# Data entries start

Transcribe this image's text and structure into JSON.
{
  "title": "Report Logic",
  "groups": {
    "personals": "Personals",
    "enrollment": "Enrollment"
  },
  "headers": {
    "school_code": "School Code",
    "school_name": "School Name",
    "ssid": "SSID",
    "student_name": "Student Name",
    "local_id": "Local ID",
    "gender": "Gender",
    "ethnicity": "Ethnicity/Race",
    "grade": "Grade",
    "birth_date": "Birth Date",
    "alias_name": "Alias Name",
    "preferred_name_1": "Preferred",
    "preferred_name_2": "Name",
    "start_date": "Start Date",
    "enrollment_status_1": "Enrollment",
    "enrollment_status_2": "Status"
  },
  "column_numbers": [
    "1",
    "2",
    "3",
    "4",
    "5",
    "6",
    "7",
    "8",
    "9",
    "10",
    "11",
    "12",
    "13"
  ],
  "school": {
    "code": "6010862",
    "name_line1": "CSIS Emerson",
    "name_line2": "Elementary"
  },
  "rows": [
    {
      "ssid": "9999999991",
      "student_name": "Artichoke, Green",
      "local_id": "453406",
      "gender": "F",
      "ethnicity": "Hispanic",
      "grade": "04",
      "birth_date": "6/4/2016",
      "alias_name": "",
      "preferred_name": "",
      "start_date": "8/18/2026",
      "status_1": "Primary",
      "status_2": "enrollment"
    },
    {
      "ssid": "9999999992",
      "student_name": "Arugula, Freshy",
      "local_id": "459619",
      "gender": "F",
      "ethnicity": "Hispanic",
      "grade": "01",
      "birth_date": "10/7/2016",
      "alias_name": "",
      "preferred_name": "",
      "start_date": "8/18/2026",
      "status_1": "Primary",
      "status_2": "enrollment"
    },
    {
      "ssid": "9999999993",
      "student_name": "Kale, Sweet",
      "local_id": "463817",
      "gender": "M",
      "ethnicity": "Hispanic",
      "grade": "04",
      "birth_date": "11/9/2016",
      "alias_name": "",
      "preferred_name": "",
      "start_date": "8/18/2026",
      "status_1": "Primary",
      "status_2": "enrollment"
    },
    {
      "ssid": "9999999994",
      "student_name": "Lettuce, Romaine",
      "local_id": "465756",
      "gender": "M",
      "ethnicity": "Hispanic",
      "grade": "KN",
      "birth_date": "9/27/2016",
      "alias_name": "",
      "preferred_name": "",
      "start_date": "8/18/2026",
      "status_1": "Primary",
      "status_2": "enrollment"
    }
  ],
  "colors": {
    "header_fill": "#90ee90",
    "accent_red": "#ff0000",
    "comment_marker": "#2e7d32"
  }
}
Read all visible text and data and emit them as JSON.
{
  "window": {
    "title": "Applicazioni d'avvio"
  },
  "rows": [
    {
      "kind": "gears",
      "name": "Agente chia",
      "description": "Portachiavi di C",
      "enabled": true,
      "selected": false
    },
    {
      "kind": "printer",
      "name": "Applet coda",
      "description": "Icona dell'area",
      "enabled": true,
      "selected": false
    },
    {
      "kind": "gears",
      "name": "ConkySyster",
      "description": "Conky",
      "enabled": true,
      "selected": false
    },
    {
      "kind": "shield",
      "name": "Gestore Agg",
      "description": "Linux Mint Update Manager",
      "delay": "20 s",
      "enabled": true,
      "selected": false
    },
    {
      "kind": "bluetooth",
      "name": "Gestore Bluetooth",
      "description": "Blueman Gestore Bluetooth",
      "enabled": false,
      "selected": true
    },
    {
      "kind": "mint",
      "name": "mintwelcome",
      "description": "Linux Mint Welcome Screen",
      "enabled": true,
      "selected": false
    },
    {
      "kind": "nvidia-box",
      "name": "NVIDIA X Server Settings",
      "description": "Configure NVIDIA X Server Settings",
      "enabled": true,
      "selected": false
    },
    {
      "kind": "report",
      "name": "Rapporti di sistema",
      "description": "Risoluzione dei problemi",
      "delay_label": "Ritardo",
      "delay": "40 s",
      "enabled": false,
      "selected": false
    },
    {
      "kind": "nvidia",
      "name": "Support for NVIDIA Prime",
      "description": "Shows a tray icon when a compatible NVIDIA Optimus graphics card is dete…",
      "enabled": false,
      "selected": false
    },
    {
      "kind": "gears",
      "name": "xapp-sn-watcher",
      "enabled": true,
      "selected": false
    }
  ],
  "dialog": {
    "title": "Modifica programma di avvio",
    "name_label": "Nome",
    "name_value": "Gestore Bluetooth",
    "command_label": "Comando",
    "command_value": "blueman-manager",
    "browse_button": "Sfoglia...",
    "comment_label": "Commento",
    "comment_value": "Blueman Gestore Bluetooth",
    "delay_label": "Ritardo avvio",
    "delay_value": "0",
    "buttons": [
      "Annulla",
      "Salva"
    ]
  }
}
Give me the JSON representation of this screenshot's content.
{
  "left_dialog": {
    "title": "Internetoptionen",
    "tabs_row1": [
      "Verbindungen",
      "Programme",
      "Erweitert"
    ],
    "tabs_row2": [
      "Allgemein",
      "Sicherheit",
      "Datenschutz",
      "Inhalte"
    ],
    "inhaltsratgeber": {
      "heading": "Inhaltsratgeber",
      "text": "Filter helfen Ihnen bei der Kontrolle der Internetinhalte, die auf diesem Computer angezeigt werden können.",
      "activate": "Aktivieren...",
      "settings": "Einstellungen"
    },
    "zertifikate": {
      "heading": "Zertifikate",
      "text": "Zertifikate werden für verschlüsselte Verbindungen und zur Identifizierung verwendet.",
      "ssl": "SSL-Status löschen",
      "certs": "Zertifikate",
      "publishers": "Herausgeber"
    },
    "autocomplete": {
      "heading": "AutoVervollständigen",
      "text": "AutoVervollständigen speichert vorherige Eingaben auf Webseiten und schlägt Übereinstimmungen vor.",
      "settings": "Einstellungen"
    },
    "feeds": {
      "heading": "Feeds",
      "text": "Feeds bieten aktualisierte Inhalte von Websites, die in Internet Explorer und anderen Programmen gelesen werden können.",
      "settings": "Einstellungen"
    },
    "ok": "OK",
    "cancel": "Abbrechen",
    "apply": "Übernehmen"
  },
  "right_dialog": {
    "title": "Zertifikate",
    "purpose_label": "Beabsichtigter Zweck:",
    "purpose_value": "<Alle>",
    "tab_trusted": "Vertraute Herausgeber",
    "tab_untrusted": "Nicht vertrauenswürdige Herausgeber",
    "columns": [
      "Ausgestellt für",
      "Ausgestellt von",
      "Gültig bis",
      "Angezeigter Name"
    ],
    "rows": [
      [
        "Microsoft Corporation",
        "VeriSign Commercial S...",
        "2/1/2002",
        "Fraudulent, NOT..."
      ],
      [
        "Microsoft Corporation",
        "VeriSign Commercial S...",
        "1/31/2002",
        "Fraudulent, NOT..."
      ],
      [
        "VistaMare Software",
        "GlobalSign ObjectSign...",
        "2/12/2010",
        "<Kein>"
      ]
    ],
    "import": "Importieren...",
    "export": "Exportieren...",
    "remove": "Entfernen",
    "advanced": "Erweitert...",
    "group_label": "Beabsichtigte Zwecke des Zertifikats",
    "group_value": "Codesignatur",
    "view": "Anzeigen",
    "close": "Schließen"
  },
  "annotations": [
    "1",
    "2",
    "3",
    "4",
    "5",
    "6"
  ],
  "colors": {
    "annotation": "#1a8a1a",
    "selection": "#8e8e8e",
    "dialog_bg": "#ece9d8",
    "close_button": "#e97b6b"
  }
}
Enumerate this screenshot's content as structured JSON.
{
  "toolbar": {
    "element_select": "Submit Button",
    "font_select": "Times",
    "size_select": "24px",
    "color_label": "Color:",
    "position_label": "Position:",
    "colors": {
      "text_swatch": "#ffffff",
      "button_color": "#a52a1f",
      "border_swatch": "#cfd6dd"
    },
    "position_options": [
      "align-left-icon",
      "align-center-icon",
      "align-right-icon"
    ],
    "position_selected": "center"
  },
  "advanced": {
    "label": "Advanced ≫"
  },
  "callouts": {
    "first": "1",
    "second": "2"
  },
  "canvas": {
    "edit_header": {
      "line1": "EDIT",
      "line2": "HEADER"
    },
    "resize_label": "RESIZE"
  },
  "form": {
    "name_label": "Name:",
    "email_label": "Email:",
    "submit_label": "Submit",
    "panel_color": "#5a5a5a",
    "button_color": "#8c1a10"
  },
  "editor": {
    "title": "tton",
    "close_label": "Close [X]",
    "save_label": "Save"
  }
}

# Data entries end

(Your task):
Using the entries above, find all lines with "Linux". Copy them.

(Answer to this problem):
      "description": "Linux Mint Update Manager",
      "description": "Linux Mint Welcome Screen",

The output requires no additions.